» **Compito assegnato**
Traduca in inglese questa frase dell'articolo sul centro di raccolta di Roseto riportato più avanti: «Pineto, così come tante altre cittadine, ha il centro di raccolta dei rifiuti nella zona industriale, al confine estremo del suo territorio.»

Il centro di raccolta al centro delle polemiche

  - Di Redazione

Si accende il dibattito sulla localizzazione: chi lo vuole nella zona sportiva a sud di Roseto, chi in periferia

ROSETO – Oggi in Consiglio comunale si tornerà a parlare del centro di raccolta e di riuso dei materiali che sorgerà, se approvato, nella zona sportiva a sud di Roseto, a ridosso dello stadio di via Fonte dell’Olmo. La scelta della localizzazione del centro ha generato un ampio dibattito in città: sia le forze d’opposizione che diverse associazioni locali hanno criticato questo aspetto del progetto, proponendo una sua dislocazione in zone periferiche e meno abitate. La votazione, che doveva tenersi nel Consiglio comunale dello scorso 30 aprile, era stata rimandata a seguito di un improvviso malore che aveva colpito l’assessore all’Ambiente Nicola Petrini proprio mentre esponeva i dettagli dell’opera in aula consiliare. Ieri, intanto, il comitato “No al centro di raccolta rifiuti nel cuore della cittadella dello sport”, presieduto da Monia Petraccia, ha diramato un duro comunicato sulle criticità legate alla scelta dell’amministrazione comunale, e sulla questione è tornata anche la capogruppo LeU Rosaria Ciancaione. 

COMITATO. «Il centro di raccolta rifiuti nel cuore della cittadella dello sport non si deve fare, tutta la città di Roseto dice no – spiega Monia Petraccia, presidente del comitato – Spero davvero che l’amministrazione comunale cambi idea sulla zona in cui collocare il centro, perché altrimenti si realizzerebbe uno sfregio alla nostra città che ha una spiccata vocazione turistica e sportiva. Non si riesce a capire perché lì e non nella zona industriale o artigianale, o all’autoporto, lontano dalle case. Pineto, così come tante altre cittadine, ha il centro di raccolta dei rifiuti nella zona industriale, al confine estremo del suo territorio. L’amministrazione comunale di Roseto, invece, lo vuole fare in pieno centro abitato, sportivo e commerciale. Pensiamo che si debba evitare di congestionare la zona con macchine e camion pesanti, alla luce dei pericoli che il traffico comporterà. In quella zona, posta a ridosso del centro abitato di Fonte dell’Olmo, ci sono tanti impianti sportivi, servizi di carattere sanitario e la scuola, con tanti ragazzi e tante persone che girano. Ma a prescindere da questo, è inconcepibile fare il centro di raccolta rifiuti in una zona a verde pubblico attrezzato. Noi siamo d’accordo alla realizzazione del centro di raccolta rifiuti e del centro di riuso, sono progetti che condividiamo, ma dobbiamo scegliere un’altra area. Non si perderanno neanche i soldi del progetto. Noi del comitato invitiamo l’amministrazione a ripensare la collocazione dei due centri. Scegliamo insieme il meglio per la nostra citta, non imponiamo questa scelta sbagliata. Sappiano i nostri amministratori che faremo tutto ciò che è possibile per impedire questo scempio».

Voci elencate in un set di dati:
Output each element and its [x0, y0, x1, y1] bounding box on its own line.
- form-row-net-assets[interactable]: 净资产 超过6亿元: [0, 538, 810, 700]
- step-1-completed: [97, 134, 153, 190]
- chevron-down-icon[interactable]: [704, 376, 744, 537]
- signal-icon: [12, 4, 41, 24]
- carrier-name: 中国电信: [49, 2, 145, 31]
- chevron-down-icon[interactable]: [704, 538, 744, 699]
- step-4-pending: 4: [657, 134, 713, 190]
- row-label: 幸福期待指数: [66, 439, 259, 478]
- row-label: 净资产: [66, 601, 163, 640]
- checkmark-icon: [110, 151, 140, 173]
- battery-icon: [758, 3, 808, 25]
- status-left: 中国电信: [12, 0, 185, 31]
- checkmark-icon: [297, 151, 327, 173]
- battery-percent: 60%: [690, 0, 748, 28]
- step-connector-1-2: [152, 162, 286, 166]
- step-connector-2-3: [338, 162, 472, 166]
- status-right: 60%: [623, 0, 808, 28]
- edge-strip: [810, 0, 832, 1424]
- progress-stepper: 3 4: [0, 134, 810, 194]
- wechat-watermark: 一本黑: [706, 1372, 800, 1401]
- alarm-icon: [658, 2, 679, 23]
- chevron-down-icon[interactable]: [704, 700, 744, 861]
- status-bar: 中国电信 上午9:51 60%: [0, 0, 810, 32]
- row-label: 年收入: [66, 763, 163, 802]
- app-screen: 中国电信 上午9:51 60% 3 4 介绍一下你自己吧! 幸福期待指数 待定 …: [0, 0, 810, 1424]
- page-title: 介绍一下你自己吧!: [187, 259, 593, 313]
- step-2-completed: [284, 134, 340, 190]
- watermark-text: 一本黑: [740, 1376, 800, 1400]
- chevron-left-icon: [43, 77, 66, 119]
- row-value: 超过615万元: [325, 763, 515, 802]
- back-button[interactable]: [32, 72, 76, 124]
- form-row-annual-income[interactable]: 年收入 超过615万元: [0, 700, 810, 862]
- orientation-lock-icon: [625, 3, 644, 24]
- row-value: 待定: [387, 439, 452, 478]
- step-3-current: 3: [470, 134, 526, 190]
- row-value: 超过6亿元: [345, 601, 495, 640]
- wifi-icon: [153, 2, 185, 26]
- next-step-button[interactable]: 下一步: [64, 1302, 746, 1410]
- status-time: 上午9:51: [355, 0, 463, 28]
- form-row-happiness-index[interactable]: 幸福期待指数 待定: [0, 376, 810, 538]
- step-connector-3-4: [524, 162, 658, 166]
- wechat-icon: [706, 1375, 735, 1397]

» **Soluzione del compito**
Pineto, like many other towns, has its waste collection center in the industrial zone, at the far edge of its territory.